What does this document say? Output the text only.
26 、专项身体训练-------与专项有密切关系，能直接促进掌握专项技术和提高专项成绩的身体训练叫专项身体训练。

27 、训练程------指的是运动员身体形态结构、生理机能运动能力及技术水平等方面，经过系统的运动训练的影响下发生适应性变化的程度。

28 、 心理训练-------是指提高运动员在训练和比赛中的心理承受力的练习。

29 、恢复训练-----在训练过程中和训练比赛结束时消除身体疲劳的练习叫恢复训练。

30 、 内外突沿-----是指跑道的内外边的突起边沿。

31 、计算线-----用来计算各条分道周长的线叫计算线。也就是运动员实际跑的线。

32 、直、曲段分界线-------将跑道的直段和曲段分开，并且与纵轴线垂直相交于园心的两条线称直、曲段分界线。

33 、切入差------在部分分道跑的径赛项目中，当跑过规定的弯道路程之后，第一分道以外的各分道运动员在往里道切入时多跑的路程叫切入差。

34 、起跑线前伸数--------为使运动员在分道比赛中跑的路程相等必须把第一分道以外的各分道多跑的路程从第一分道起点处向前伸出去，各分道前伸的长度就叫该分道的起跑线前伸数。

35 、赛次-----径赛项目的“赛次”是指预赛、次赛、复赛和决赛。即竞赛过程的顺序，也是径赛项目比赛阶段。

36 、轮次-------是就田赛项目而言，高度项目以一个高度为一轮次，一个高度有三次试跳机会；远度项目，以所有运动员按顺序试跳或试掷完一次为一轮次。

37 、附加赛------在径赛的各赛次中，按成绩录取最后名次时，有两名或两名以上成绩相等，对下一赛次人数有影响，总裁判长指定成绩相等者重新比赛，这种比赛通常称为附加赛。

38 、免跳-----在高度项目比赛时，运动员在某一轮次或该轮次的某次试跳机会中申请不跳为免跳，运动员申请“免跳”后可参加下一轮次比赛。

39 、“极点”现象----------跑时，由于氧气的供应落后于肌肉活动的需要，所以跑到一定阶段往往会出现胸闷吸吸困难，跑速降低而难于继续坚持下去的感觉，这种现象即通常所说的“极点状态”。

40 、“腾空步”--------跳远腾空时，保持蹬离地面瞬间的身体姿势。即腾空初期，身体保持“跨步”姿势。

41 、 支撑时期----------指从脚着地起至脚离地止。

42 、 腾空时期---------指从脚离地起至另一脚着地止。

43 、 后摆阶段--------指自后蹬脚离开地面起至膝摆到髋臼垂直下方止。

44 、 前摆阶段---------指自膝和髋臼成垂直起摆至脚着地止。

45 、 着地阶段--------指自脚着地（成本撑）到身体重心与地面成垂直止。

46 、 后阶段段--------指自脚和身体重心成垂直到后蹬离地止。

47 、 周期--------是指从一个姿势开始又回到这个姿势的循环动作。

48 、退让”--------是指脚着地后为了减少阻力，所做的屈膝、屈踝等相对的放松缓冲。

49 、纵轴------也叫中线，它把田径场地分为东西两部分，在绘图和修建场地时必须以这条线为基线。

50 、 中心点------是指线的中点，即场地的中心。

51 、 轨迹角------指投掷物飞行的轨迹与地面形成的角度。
☆ ☆ ☆
Restate every line of the data word for word.

What does this document say? Output the text only.
26 、专项身体训练-------与专项有密切关系，能直接促进掌握专项技术和提高专项成绩的身体训练叫专项身体训练。

27 、训练程------指的是运动员身体形态结构、生理机能运动能力及技术水平等方面，经过系统的运动训练的影响下发生适应性变化的程度。

28 、 心理训练-------是指提高运动员在训练和比赛中的心理承受力的练习。

29 、恢复训练-----在训练过程中和训练比赛结束时消除身体疲劳的练习叫恢复训练。

30 、 内外突沿-----是指跑道的内外边的突起边沿。

31 、计算线-----用来计算各条分道周长的线叫计算线。也就是运动员实际跑的线。

32 、直、曲段分界线-------将跑道的直段和曲段分开，并且与纵轴线垂直相交于园心的两条线称直、曲段分界线。

33 、切入差------在部分分道跑的径赛项目中，当跑过规定的弯道路程之后，第一分道以外的各分道运动员在往里道切入时多跑的路程叫切入差。

34 、起跑线前伸数--------为使运动员在分道比赛中跑的路程相等必须把第一分道以外的各分道多跑的路程从第一分道起点处向前伸出去，各分道前伸的长度就叫该分道的起跑线前伸数。

35 、赛次-----径赛项目的“赛次”是指预赛、次赛、复赛和决赛。即竞赛过程的顺序，也是径赛项目比赛阶段。

36 、轮次-------是就田赛项目而言，高度项目以一个高度为一轮次，一个高度有三次试跳机会；远度项目，以所有运动员按顺序试跳或试掷完一次为一轮次。

37 、附加赛------在径赛的各赛次中，按成绩录取最后名次时，有两名或两名以上成绩相等，对下一赛次人数有影响，总裁判长指定成绩相等者重新比赛，这种比赛通常称为附加赛。

38 、免跳-----在高度项目比赛时，运动员在某一轮次或该轮次的某次试跳机会中申请不跳为免跳，运动员申请“免跳”后可参加下一轮次比赛。

39 、“极点”现象----------跑时，由于氧气的供应落后于肌肉活动的需要，所以跑到一定阶段往往会出现胸闷吸吸困难，跑速降低而难于继续坚持下去的感觉，这种现象即通常所说的“极点状态”。

40 、“腾空步”--------跳远腾空时，保持蹬离地面瞬间的身体姿势。即腾空初期，身体保持“跨步”姿势。

41 、 支撑时期----------指从脚着地起至脚离地止。

42 、 腾空时期---------指从脚离地起至另一脚着地止。

43 、 后摆阶段--------指自后蹬脚离开地面起至膝摆到髋臼垂直下方止。

44 、 前摆阶段---------指自膝和髋臼成垂直起摆至脚着地止。

45 、 着地阶段--------指自脚着地（成本撑）到身体重心与地面成垂直止。

46 、 后阶段段--------指自脚和身体重心成垂直到后蹬离地止。

47 、 周期--------是指从一个姿势开始又回到这个姿势的循环动作。

48 、退让”--------是指脚着地后为了减少阻力，所做的屈膝、屈踝等相对的放松缓冲。

49 、纵轴------也叫中线，它把田径场地分为东西两部分，在绘图和修建场地时必须以这条线为基线。

50 、 中心点------是指线的中点，即场地的中心。

51 、 轨迹角------指投掷物飞行的轨迹与地面形成的角度。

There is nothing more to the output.